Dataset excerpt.
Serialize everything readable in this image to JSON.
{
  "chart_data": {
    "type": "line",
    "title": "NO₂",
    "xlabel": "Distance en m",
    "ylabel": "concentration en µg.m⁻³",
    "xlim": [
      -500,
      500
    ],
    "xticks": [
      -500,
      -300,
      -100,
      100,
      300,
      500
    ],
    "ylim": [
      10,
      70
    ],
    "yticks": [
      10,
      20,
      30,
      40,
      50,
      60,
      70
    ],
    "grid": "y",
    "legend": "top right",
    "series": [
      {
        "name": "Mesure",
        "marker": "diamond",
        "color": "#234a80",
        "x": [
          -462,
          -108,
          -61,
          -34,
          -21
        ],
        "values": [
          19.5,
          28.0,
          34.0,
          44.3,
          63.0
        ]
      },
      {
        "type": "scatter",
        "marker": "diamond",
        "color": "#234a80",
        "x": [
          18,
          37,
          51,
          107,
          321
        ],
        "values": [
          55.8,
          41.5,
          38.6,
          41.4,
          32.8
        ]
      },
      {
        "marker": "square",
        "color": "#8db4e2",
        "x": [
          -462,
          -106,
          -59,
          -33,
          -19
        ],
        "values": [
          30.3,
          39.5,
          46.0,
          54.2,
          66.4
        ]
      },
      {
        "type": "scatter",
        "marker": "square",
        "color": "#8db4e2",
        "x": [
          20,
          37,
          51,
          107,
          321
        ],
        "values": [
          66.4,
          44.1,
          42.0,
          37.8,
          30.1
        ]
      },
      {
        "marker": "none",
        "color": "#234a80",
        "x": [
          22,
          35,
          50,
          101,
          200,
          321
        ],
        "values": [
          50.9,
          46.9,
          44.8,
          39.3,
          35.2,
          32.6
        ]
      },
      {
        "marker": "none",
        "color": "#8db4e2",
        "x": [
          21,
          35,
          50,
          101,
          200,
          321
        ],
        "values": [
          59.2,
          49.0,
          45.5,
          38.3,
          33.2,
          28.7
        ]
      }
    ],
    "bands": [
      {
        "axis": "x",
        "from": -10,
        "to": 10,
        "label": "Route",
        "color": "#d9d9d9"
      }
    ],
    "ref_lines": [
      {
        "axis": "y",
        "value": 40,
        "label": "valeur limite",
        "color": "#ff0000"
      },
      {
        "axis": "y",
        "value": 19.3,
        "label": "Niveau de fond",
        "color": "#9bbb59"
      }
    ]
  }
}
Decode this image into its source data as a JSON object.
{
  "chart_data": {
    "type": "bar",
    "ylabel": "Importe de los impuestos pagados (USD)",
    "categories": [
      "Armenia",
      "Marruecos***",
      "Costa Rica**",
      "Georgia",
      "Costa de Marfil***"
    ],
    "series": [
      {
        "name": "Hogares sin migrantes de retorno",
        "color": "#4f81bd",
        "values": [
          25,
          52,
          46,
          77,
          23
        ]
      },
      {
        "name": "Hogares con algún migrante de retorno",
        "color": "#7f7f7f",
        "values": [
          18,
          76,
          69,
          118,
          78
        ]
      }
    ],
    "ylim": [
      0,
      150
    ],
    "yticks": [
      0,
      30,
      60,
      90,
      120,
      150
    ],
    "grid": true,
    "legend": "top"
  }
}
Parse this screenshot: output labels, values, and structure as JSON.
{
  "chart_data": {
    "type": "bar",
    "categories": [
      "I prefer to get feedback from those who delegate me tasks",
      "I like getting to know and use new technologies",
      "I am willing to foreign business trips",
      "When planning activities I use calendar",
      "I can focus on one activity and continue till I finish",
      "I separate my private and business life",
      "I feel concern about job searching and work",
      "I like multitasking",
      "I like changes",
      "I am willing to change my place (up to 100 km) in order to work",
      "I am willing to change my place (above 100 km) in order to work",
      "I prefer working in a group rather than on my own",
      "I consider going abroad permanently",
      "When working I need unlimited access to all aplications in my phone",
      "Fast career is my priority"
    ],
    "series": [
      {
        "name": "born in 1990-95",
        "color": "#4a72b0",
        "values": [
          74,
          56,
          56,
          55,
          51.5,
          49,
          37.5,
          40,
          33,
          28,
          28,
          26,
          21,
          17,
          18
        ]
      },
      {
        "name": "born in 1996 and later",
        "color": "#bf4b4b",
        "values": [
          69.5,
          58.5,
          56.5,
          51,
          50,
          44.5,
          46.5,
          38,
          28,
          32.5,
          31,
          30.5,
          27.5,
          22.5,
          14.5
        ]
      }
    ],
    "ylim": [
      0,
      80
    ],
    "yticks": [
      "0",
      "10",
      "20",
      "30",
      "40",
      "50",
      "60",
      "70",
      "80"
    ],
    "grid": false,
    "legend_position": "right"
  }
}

EXERCISE GOAL. Quote exactly what appears from the line containing "Parse this screenshot: output" through the final line of the listing above, including both of those lines.

TASK OUTPUT.
Parse this screenshot: output labels, values, and structure as JSON.
{
  "chart_data": {
    "type": "bar",
    "categories": [
      "I prefer to get feedback from those who delegate me tasks",
      "I like getting to know and use new technologies",
      "I am willing to foreign business trips",
      "When planning activities I use calendar",
      "I can focus on one activity and continue till I finish",
      "I separate my private and business life",
      "I feel concern about job searching and work",
      "I like multitasking",
      "I like changes",
      "I am willing to change my place (up to 100 km) in order to work",
      "I am willing to change my place (above 100 km) in order to work",
      "I prefer working in a group rather than on my own",
      "I consider going abroad permanently",
      "When working I need unlimited access to all aplications in my phone",
      "Fast career is my priority"
    ],
    "series": [
      {
        "name": "born in 1990-95",
        "color": "#4a72b0",
        "values": [
          74,
          56,
          56,
          55,
          51.5,
          49,
          37.5,
          40,
          33,
          28,
          28,
          26,
          21,
          17,
          18
        ]
      },
      {
        "name": "born in 1996 and later",
        "color": "#bf4b4b",
        "values": [
          69.5,
          58.5,
          56.5,
          51,
          50,
          44.5,
          46.5,
          38,
          28,
          32.5,
          31,
          30.5,
          27.5,
          22.5,
          14.5
        ]
      }
    ],
    "ylim": [
      0,
      80
    ],
    "yticks": [
      "0",
      "10",
      "20",
      "30",
      "40",
      "50",
      "60",
      "70",
      "80"
    ],
    "grid": false,
    "legend_position": "right"
  }
}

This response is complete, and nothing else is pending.